**Exercise goal**. For the records that follow, return only the count of lines containing the string "this".

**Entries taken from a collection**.
══════════
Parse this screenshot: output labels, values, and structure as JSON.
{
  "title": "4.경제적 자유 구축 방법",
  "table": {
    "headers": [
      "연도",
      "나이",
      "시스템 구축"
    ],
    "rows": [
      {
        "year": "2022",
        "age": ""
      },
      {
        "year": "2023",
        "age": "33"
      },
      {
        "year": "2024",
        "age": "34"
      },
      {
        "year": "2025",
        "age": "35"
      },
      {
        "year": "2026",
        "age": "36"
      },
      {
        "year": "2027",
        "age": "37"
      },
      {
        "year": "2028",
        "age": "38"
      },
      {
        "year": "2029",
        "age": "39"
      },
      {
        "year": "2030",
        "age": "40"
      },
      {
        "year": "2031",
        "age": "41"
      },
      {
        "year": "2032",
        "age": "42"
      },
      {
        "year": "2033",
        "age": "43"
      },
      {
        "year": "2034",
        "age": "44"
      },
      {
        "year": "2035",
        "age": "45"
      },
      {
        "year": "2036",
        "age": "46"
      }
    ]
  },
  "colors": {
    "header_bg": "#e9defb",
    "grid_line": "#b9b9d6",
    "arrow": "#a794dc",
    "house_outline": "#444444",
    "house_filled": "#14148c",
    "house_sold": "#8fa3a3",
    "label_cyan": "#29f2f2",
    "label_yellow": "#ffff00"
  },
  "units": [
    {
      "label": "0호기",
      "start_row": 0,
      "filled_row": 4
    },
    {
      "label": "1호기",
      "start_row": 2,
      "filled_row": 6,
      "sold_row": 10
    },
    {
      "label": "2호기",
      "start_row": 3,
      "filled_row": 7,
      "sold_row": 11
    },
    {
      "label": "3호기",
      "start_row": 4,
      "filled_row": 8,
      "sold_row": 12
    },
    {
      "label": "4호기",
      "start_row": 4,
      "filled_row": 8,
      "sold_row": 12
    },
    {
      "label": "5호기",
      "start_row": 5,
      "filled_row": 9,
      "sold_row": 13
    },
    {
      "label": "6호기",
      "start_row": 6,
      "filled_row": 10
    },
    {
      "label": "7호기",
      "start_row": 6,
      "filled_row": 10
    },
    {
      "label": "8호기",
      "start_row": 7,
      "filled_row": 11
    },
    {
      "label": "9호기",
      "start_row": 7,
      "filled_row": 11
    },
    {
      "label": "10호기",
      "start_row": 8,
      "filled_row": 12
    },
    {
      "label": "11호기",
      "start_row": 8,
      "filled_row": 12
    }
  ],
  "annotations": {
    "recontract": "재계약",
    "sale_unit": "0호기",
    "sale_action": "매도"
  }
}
══════════
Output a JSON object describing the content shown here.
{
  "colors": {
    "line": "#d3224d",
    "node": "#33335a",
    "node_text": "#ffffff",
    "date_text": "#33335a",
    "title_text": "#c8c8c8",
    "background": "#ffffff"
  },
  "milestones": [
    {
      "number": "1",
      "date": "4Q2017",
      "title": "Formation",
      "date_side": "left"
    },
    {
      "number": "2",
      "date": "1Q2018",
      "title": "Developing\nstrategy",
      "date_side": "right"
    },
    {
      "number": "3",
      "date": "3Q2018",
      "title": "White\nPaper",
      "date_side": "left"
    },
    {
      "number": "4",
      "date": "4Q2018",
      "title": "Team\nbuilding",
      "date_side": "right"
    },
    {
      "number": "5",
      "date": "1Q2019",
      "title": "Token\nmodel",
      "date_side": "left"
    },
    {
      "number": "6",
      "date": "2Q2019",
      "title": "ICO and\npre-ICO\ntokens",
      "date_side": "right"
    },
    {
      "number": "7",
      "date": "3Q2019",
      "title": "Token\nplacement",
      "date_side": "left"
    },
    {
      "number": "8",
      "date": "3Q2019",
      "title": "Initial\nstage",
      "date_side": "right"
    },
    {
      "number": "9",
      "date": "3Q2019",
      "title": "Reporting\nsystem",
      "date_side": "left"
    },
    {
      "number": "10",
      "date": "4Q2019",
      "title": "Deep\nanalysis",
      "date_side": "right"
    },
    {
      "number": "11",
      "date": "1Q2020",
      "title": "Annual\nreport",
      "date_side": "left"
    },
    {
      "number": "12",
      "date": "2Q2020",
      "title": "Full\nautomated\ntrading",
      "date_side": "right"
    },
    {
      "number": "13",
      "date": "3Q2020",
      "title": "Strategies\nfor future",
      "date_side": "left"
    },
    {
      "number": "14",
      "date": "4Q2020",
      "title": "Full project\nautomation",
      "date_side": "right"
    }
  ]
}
══════════
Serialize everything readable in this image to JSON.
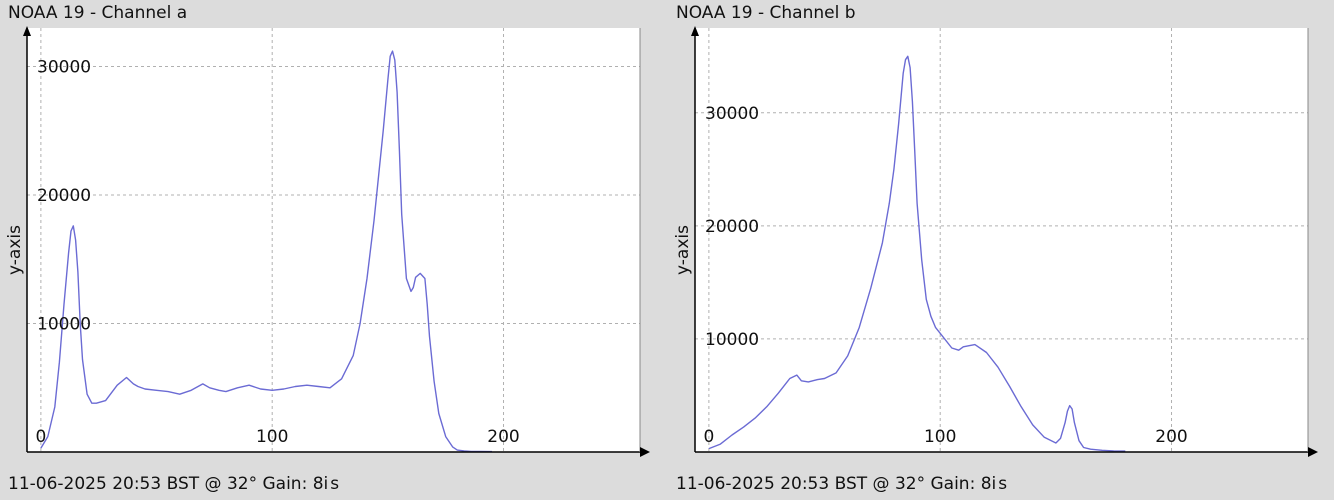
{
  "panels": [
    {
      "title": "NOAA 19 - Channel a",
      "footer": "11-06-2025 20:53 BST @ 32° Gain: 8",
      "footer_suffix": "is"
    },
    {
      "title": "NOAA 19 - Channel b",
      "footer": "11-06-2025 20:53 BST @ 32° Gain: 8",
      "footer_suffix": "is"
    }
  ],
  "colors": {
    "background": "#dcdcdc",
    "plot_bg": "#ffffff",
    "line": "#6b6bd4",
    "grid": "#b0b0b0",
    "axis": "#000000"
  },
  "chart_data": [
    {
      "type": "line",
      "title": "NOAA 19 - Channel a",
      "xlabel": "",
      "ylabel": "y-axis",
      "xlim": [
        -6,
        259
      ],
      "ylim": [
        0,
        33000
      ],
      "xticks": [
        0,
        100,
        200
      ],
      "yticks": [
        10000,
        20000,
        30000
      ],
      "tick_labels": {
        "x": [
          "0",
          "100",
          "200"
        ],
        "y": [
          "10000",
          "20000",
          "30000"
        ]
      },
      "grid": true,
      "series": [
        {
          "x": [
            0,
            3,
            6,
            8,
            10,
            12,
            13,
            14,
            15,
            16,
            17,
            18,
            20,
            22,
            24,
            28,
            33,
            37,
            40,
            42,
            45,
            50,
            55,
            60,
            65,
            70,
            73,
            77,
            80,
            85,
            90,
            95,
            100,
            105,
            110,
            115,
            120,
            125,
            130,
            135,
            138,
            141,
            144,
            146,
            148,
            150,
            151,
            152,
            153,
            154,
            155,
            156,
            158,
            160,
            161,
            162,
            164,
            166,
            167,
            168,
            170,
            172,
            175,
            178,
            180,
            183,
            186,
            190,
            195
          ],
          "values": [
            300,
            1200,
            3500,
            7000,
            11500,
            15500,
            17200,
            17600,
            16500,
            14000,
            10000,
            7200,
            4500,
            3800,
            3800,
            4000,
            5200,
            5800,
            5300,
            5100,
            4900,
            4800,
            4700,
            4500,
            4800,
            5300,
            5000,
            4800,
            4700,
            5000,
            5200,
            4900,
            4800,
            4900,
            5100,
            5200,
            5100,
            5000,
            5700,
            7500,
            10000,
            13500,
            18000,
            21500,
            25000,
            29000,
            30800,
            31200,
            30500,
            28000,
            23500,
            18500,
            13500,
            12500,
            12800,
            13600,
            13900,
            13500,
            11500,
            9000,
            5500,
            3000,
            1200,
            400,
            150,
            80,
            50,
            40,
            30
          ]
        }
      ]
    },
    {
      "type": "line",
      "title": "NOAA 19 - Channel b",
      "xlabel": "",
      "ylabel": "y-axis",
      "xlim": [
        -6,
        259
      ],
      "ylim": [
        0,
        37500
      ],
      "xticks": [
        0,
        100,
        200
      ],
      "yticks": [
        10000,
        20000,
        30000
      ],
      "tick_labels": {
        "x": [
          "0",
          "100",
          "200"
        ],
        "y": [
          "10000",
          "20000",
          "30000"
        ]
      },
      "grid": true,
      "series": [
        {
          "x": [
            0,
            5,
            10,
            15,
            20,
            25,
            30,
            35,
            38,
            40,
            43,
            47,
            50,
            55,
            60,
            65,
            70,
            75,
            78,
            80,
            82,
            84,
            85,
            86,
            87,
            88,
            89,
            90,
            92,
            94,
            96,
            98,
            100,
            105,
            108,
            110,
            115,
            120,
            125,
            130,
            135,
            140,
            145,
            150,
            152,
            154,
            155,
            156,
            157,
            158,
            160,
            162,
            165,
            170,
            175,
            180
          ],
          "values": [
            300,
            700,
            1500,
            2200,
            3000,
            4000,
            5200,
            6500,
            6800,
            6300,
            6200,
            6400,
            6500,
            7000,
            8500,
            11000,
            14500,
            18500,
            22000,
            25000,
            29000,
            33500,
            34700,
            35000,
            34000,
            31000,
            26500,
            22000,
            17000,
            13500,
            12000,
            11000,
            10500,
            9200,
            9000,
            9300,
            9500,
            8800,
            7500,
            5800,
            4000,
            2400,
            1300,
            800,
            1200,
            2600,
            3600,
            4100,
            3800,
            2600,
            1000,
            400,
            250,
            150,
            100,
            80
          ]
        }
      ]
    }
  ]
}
══════════
**Problem solution**. 2